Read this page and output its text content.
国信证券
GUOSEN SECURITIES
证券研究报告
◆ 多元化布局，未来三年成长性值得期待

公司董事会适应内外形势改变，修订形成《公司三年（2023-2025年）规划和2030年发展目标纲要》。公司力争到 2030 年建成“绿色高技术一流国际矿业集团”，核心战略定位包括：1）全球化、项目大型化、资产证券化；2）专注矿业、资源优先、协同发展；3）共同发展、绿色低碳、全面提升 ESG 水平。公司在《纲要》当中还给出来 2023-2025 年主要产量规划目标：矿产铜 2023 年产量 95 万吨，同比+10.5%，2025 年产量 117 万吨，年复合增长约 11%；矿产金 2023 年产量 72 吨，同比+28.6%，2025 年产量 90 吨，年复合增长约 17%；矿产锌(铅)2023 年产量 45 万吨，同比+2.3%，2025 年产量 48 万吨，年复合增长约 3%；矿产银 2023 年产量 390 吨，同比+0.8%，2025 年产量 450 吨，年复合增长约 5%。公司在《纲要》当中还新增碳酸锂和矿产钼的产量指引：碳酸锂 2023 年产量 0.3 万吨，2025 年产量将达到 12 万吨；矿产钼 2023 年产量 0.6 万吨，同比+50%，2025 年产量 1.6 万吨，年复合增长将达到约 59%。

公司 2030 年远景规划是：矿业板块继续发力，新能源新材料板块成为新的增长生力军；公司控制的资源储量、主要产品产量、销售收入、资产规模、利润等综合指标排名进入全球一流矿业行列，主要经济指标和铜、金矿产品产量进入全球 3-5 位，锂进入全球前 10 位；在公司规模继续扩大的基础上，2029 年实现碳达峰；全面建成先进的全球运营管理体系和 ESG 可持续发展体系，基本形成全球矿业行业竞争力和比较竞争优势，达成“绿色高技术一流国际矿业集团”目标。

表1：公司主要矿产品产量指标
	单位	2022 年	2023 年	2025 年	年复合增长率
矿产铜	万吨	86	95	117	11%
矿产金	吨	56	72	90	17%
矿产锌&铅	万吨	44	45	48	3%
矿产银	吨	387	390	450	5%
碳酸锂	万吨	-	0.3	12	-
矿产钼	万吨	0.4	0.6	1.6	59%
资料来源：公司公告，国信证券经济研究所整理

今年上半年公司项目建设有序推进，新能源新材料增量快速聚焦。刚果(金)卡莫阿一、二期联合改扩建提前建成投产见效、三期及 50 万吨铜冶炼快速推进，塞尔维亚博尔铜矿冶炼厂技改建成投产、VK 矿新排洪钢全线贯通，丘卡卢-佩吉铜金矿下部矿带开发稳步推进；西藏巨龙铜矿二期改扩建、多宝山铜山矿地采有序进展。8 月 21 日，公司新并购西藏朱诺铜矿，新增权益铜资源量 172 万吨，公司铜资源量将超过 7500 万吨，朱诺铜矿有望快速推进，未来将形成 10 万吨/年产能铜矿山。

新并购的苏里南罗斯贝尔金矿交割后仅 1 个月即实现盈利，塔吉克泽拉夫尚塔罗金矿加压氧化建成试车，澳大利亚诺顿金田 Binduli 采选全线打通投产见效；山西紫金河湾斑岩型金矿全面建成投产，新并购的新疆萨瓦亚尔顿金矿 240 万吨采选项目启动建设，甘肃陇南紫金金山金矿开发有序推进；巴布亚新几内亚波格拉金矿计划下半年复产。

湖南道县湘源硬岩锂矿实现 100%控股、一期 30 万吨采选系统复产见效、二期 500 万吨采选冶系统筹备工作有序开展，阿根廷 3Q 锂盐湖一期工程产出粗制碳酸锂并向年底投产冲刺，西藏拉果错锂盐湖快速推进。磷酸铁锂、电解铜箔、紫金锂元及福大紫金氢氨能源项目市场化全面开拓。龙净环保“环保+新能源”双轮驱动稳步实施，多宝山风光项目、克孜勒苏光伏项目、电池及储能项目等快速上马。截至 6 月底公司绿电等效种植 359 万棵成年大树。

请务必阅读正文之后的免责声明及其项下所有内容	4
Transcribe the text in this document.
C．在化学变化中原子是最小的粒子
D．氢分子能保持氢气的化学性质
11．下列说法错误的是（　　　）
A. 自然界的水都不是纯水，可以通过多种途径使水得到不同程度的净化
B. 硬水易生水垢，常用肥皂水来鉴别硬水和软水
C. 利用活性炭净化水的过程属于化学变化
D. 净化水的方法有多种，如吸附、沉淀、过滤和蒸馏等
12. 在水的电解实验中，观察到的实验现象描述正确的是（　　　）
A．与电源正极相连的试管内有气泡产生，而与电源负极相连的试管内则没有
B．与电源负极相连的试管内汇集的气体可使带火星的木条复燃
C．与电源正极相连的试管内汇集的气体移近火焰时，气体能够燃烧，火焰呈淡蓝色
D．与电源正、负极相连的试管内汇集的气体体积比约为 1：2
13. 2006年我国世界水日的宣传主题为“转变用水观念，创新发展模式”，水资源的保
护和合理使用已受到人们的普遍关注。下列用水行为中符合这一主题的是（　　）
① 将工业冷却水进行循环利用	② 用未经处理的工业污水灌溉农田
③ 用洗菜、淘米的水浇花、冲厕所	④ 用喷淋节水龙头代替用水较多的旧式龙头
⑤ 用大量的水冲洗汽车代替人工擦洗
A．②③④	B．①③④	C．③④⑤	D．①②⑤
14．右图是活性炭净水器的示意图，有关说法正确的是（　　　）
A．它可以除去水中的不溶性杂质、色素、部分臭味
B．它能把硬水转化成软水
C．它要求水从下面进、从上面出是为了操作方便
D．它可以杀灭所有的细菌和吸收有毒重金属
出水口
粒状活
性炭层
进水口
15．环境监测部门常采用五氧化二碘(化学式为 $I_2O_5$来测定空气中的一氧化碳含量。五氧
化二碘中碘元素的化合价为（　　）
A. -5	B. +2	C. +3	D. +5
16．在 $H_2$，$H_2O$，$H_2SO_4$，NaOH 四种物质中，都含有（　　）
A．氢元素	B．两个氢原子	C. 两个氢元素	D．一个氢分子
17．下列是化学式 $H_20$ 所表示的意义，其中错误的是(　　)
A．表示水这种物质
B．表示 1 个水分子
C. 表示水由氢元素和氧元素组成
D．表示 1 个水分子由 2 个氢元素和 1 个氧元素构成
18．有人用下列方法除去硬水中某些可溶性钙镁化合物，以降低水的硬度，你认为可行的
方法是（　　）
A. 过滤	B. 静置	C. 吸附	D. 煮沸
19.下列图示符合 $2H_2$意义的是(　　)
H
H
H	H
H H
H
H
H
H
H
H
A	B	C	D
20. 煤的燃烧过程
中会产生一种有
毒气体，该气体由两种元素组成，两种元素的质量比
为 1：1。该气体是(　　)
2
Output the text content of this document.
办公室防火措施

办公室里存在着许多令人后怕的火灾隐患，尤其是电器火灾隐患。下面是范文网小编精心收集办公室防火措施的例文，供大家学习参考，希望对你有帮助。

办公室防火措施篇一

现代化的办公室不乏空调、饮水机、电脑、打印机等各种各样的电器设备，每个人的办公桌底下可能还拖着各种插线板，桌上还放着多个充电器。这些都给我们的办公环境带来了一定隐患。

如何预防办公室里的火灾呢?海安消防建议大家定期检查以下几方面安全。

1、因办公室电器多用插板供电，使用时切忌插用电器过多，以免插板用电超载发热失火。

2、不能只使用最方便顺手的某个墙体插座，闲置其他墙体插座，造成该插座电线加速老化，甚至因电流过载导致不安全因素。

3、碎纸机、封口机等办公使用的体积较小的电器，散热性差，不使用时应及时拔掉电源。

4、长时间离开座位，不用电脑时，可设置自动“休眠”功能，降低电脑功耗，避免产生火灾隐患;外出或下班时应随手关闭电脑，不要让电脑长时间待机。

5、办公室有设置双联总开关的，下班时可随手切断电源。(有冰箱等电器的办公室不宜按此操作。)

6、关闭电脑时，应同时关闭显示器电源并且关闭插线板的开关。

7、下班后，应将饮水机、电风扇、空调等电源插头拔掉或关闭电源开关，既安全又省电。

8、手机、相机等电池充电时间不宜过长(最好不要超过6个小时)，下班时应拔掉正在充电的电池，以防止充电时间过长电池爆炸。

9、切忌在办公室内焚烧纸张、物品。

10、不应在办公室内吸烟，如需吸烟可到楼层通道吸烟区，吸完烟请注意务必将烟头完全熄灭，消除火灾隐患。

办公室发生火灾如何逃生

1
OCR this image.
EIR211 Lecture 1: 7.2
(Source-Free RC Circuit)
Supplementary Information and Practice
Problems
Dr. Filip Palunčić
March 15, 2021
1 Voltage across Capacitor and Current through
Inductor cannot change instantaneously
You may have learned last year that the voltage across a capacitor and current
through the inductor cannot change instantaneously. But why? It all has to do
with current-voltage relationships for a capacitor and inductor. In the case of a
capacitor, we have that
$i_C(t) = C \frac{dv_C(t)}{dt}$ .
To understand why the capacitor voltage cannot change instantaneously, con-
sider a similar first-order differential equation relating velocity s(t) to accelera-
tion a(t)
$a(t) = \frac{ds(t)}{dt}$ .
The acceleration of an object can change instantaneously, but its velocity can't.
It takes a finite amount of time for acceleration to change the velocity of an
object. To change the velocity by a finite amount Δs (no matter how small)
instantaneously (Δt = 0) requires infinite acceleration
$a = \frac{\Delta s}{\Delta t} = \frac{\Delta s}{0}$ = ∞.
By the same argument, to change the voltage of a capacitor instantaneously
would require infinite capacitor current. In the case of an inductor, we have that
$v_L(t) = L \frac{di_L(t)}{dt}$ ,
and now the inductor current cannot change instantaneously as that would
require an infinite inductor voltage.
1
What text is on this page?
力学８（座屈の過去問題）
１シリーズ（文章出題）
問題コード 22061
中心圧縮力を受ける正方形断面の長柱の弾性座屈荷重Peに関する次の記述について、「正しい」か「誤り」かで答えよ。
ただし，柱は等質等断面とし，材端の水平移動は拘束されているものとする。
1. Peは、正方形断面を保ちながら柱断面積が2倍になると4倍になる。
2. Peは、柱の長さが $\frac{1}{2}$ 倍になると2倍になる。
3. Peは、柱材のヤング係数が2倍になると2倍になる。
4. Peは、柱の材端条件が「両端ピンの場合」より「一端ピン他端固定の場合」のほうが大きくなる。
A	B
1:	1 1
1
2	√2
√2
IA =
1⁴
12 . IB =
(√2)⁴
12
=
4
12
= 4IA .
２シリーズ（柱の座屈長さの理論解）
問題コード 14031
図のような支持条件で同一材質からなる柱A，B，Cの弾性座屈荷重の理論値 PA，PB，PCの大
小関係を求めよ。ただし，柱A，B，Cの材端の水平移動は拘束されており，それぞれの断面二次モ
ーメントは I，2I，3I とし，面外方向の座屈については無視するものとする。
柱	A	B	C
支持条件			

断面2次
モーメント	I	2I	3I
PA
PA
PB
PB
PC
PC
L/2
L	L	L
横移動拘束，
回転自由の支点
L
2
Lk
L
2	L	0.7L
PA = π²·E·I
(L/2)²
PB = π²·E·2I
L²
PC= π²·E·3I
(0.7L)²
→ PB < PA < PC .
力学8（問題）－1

- _GOAL_: Find how many lines of the material carry the string "through". Only the number should be in the answer.

- _FULL ANSWER_: 2